- [Stated task]: Return each line holding the string "amended".

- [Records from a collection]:
# # #

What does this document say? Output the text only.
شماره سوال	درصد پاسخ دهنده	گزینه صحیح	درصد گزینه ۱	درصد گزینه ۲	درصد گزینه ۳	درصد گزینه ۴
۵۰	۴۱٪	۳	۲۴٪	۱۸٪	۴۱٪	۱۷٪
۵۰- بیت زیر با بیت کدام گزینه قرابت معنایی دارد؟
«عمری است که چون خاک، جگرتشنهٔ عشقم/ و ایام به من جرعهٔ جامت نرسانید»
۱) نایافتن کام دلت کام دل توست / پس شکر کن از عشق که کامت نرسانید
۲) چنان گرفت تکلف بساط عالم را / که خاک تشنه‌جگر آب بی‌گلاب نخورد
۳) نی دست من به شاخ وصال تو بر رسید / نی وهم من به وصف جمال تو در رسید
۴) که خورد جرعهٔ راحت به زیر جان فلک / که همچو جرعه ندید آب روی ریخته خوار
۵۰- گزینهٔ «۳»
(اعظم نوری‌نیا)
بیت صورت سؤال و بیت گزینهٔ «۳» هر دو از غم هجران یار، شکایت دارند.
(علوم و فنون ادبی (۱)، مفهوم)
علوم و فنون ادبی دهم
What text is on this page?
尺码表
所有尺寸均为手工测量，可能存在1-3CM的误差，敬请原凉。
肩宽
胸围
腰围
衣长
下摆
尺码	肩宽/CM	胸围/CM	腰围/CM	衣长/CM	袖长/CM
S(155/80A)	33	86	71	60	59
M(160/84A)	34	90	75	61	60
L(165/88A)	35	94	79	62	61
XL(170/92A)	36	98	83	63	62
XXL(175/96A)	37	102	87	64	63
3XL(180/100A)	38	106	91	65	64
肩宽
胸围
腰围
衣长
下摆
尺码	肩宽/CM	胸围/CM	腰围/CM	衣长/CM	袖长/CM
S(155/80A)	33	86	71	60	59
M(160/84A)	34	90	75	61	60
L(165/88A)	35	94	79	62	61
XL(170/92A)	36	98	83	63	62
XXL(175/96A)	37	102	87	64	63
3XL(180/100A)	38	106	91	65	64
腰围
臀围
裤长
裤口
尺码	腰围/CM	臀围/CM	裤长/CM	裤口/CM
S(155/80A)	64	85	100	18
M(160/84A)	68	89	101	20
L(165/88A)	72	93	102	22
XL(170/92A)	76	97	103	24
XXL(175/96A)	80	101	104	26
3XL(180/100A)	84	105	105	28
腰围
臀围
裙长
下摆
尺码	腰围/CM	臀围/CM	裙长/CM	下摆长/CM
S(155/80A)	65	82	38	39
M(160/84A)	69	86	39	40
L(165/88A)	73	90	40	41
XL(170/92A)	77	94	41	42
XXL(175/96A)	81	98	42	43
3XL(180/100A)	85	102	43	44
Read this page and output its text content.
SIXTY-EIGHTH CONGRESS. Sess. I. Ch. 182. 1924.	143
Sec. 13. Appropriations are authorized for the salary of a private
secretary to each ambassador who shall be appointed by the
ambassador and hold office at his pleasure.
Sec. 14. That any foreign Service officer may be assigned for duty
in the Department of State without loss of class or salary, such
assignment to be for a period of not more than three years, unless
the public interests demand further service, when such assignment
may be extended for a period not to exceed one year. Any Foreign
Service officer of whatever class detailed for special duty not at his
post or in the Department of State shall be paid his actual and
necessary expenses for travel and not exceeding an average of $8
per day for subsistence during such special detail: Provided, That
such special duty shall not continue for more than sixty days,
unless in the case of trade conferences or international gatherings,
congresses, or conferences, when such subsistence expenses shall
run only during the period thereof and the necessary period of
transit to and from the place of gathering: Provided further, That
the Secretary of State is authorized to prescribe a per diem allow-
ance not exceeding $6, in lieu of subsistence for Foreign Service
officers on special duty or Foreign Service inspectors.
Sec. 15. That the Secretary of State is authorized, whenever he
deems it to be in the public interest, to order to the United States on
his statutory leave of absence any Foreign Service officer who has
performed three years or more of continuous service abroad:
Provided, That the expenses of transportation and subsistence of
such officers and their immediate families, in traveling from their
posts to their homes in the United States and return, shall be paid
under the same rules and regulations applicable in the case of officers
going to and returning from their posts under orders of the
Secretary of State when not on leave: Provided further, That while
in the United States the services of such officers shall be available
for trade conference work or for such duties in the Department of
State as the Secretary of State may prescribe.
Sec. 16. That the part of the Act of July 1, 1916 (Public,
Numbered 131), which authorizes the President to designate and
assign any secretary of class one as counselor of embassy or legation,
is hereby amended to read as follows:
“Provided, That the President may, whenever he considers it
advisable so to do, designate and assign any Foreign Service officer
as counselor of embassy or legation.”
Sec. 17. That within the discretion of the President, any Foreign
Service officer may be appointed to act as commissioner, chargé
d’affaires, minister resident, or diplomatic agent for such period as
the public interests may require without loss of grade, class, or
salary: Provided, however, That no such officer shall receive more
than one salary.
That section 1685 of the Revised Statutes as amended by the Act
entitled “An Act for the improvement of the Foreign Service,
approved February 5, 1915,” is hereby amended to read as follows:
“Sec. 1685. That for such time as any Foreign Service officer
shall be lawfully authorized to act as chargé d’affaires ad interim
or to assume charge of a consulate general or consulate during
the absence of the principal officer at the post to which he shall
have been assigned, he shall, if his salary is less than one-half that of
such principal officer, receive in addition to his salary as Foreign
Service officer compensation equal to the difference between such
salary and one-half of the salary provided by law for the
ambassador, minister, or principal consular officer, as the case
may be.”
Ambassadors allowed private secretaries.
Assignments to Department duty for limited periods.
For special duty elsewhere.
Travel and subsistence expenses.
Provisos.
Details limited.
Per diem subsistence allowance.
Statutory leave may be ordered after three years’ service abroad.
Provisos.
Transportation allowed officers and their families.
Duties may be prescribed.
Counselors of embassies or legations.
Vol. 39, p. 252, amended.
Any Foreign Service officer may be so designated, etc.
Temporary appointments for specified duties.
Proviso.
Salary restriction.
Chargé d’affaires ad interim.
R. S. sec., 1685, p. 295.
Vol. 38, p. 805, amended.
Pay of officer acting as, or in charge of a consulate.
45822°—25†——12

# # #

- [Full response]:
is hereby amended to read as follows:
That section 1685 of the Revised Statutes as amended by the Act
approved February 5, 1915,” is hereby amended to read as follows:
Vol. 39, p. 252, amended.
Vol. 38, p. 805, amended.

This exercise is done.